Given exercise: Transcribe the records below exactly as they appear.

Source data:

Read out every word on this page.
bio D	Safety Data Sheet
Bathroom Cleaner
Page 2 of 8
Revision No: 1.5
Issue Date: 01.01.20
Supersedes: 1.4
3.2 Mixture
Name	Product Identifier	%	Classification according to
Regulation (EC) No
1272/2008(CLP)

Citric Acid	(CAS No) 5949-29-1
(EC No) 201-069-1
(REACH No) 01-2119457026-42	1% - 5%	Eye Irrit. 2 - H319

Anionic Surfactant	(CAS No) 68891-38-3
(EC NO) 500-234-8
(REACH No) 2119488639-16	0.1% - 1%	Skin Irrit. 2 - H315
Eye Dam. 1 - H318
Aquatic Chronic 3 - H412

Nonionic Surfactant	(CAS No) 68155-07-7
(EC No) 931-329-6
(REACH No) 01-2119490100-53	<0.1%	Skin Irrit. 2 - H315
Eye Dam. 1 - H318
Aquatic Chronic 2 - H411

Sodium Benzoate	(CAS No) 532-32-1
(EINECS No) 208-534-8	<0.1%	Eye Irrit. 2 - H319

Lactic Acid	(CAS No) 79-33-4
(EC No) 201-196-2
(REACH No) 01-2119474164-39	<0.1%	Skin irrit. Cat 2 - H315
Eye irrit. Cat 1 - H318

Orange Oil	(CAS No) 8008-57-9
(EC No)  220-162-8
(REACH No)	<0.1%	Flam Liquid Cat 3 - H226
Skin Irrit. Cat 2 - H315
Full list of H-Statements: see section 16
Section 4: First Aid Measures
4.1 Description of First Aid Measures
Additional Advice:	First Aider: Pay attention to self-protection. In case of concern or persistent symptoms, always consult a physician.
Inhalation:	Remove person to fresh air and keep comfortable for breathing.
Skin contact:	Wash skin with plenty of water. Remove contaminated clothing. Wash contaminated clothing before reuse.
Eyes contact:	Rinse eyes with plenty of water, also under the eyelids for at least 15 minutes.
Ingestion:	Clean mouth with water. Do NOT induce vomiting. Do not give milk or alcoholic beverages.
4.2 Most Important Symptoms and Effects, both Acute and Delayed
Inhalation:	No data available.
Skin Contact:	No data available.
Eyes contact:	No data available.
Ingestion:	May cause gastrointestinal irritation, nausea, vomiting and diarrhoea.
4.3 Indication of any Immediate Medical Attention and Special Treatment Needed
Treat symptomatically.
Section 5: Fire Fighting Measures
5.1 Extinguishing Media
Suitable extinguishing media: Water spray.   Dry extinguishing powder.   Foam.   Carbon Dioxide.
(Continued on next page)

Correct result:
Read out every word on this page.
bio D	Safety Data Sheet
Bathroom Cleaner
Page 2 of 8
Revision No: 1.5
Issue Date: 01.01.20
Supersedes: 1.4
3.2 Mixture
Name	Product Identifier	%	Classification according to
Regulation (EC) No
1272/2008(CLP)

Citric Acid	(CAS No) 5949-29-1
(EC No) 201-069-1
(REACH No) 01-2119457026-42	1% - 5%	Eye Irrit. 2 - H319

Anionic Surfactant	(CAS No) 68891-38-3
(EC NO) 500-234-8
(REACH No) 2119488639-16	0.1% - 1%	Skin Irrit. 2 - H315
Eye Dam. 1 - H318
Aquatic Chronic 3 - H412

Nonionic Surfactant	(CAS No) 68155-07-7
(EC No) 931-329-6
(REACH No) 01-2119490100-53	<0.1%	Skin Irrit. 2 - H315
Eye Dam. 1 - H318
Aquatic Chronic 2 - H411

Sodium Benzoate	(CAS No) 532-32-1
(EINECS No) 208-534-8	<0.1%	Eye Irrit. 2 - H319

Lactic Acid	(CAS No) 79-33-4
(EC No) 201-196-2
(REACH No) 01-2119474164-39	<0.1%	Skin irrit. Cat 2 - H315
Eye irrit. Cat 1 - H318

Orange Oil	(CAS No) 8008-57-9
(EC No)  220-162-8
(REACH No)	<0.1%	Flam Liquid Cat 3 - H226
Skin Irrit. Cat 2 - H315
Full list of H-Statements: see section 16
Section 4: First Aid Measures
4.1 Description of First Aid Measures
Additional Advice:	First Aider: Pay attention to self-protection. In case of concern or persistent symptoms, always consult a physician.
Inhalation:	Remove person to fresh air and keep comfortable for breathing.
Skin contact:	Wash skin with plenty of water. Remove contaminated clothing. Wash contaminated clothing before reuse.
Eyes contact:	Rinse eyes with plenty of water, also under the eyelids for at least 15 minutes.
Ingestion:	Clean mouth with water. Do NOT induce vomiting. Do not give milk or alcoholic beverages.
4.2 Most Important Symptoms and Effects, both Acute and Delayed
Inhalation:	No data available.
Skin Contact:	No data available.
Eyes contact:	No data available.
Ingestion:	May cause gastrointestinal irritation, nausea, vomiting and diarrhoea.
4.3 Indication of any Immediate Medical Attention and Special Treatment Needed
Treat symptomatically.
Section 5: Fire Fighting Measures
5.1 Extinguishing Media
Suitable extinguishing media: Water spray.   Dry extinguishing powder.   Foam.   Carbon Dioxide.
(Continued on next page)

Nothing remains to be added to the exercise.